* **WHAT TO PRODUCE**
Output every line of the data below without any alteration.

* **Items from a data source**
--- begin ---
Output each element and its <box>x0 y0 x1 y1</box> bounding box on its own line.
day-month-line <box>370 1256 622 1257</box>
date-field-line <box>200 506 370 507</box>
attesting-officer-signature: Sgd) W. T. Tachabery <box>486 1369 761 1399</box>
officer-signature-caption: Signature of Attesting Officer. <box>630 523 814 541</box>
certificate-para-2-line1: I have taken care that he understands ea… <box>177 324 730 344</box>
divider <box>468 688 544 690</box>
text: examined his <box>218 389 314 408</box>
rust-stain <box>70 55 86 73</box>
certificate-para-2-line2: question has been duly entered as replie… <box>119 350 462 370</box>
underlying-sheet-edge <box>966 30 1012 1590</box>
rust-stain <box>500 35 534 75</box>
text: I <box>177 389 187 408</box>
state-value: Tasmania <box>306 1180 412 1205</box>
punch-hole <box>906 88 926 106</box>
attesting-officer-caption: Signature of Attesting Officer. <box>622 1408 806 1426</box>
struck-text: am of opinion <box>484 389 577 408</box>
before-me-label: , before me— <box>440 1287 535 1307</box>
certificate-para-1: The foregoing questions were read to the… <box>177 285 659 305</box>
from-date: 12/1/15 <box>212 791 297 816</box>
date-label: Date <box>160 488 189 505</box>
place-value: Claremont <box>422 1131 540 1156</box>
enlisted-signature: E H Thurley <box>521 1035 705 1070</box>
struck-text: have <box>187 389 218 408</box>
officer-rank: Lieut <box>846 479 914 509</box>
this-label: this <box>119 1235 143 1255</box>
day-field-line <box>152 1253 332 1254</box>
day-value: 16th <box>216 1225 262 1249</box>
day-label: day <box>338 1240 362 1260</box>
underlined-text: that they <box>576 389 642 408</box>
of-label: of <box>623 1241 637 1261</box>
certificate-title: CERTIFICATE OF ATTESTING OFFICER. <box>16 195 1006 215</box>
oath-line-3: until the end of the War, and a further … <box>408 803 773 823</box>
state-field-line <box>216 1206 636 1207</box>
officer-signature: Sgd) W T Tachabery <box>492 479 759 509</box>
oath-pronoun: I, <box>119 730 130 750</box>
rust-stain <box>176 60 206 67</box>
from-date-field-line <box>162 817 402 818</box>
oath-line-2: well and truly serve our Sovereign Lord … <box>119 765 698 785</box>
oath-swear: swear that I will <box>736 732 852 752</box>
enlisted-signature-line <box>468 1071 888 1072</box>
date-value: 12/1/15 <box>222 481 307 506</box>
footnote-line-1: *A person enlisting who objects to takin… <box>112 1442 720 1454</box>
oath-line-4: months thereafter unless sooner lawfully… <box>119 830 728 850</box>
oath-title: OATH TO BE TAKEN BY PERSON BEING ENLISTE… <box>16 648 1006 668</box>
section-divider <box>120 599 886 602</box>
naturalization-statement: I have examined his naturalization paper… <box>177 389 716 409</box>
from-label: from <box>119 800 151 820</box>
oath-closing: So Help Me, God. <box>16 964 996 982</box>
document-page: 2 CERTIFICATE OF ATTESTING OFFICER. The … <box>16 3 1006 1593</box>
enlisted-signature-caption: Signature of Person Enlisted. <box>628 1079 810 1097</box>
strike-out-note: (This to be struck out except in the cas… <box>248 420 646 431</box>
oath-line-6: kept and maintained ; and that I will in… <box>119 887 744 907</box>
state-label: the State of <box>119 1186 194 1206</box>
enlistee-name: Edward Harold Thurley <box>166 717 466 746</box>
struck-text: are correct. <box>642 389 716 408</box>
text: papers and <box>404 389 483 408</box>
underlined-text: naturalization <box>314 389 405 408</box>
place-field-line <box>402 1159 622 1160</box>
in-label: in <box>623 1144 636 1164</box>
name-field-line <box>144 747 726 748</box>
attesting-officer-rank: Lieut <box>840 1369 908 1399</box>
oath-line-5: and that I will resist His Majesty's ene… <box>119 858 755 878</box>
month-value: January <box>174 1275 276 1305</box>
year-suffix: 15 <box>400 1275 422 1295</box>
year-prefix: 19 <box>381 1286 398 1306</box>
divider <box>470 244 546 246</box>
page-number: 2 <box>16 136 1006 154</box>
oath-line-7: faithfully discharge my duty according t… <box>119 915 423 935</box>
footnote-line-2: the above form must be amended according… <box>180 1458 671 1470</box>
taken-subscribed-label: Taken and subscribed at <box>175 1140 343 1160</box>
--- end ---
* **SOLUTION TO THIS TASK**
Output each element and its <box>x0 y0 x1 y1</box> bounding box on its own line.
day-month-line <box>370 1256 622 1257</box>
date-field-line <box>200 506 370 507</box>
attesting-officer-signature: Sgd) W. T. Tachabery <box>486 1369 761 1399</box>
officer-signature-caption: Signature of Attesting Officer. <box>630 523 814 541</box>
certificate-para-2-line1: I have taken care that he understands ea… <box>177 324 730 344</box>
divider <box>468 688 544 690</box>
text: examined his <box>218 389 314 408</box>
rust-stain <box>70 55 86 73</box>
certificate-para-2-line2: question has been duly entered as replie… <box>119 350 462 370</box>
underlying-sheet-edge <box>966 30 1012 1590</box>
rust-stain <box>500 35 534 75</box>
text: I <box>177 389 187 408</box>
state-value: Tasmania <box>306 1180 412 1205</box>
punch-hole <box>906 88 926 106</box>
attesting-officer-caption: Signature of Attesting Officer. <box>622 1408 806 1426</box>
struck-text: am of opinion <box>484 389 577 408</box>
before-me-label: , before me— <box>440 1287 535 1307</box>
certificate-para-1: The foregoing questions were read to the… <box>177 285 659 305</box>
from-date: 12/1/15 <box>212 791 297 816</box>
date-label: Date <box>160 488 189 505</box>
place-value: Claremont <box>422 1131 540 1156</box>
enlisted-signature: E H Thurley <box>521 1035 705 1070</box>
struck-text: have <box>187 389 218 408</box>
officer-rank: Lieut <box>846 479 914 509</box>
this-label: this <box>119 1235 143 1255</box>
day-field-line <box>152 1253 332 1254</box>
day-value: 16th <box>216 1225 262 1249</box>
day-label: day <box>338 1240 362 1260</box>
underlined-text: that they <box>576 389 642 408</box>
of-label: of <box>623 1241 637 1261</box>
certificate-title: CERTIFICATE OF ATTESTING OFFICER. <box>16 195 1006 215</box>
oath-line-3: until the end of the War, and a further … <box>408 803 773 823</box>
state-field-line <box>216 1206 636 1207</box>
officer-signature: Sgd) W T Tachabery <box>492 479 759 509</box>
oath-pronoun: I, <box>119 730 130 750</box>
rust-stain <box>176 60 206 67</box>
from-date-field-line <box>162 817 402 818</box>
oath-line-2: well and truly serve our Sovereign Lord … <box>119 765 698 785</box>
oath-swear: swear that I will <box>736 732 852 752</box>
enlisted-signature-line <box>468 1071 888 1072</box>
date-value: 12/1/15 <box>222 481 307 506</box>
footnote-line-1: *A person enlisting who objects to takin… <box>112 1442 720 1454</box>
oath-line-4: months thereafter unless sooner lawfully… <box>119 830 728 850</box>
oath-title: OATH TO BE TAKEN BY PERSON BEING ENLISTE… <box>16 648 1006 668</box>
section-divider <box>120 599 886 602</box>
naturalization-statement: I have examined his naturalization paper… <box>177 389 716 409</box>
from-label: from <box>119 800 151 820</box>
oath-closing: So Help Me, God. <box>16 964 996 982</box>
document-page: 2 CERTIFICATE OF ATTESTING OFFICER. The … <box>16 3 1006 1593</box>
enlisted-signature-caption: Signature of Person Enlisted. <box>628 1079 810 1097</box>
strike-out-note: (This to be struck out except in the cas… <box>248 420 646 431</box>
oath-line-6: kept and maintained ; and that I will in… <box>119 887 744 907</box>
state-label: the State of <box>119 1186 194 1206</box>
enlistee-name: Edward Harold Thurley <box>166 717 466 746</box>
struck-text: are correct. <box>642 389 716 408</box>
text: papers and <box>404 389 483 408</box>
underlined-text: naturalization <box>314 389 405 408</box>
place-field-line <box>402 1159 622 1160</box>
in-label: in <box>623 1144 636 1164</box>
name-field-line <box>144 747 726 748</box>
attesting-officer-rank: Lieut <box>840 1369 908 1399</box>
oath-line-5: and that I will resist His Majesty's ene… <box>119 858 755 878</box>
month-value: January <box>174 1275 276 1305</box>
year-suffix: 15 <box>400 1275 422 1295</box>
year-prefix: 19 <box>381 1286 398 1306</box>
divider <box>470 244 546 246</box>
page-number: 2 <box>16 136 1006 154</box>
oath-line-7: faithfully discharge my duty according t… <box>119 915 423 935</box>
footnote-line-2: the above form must be amended according… <box>180 1458 671 1470</box>
taken-subscribed-label: Taken and subscribed at <box>175 1140 343 1160</box>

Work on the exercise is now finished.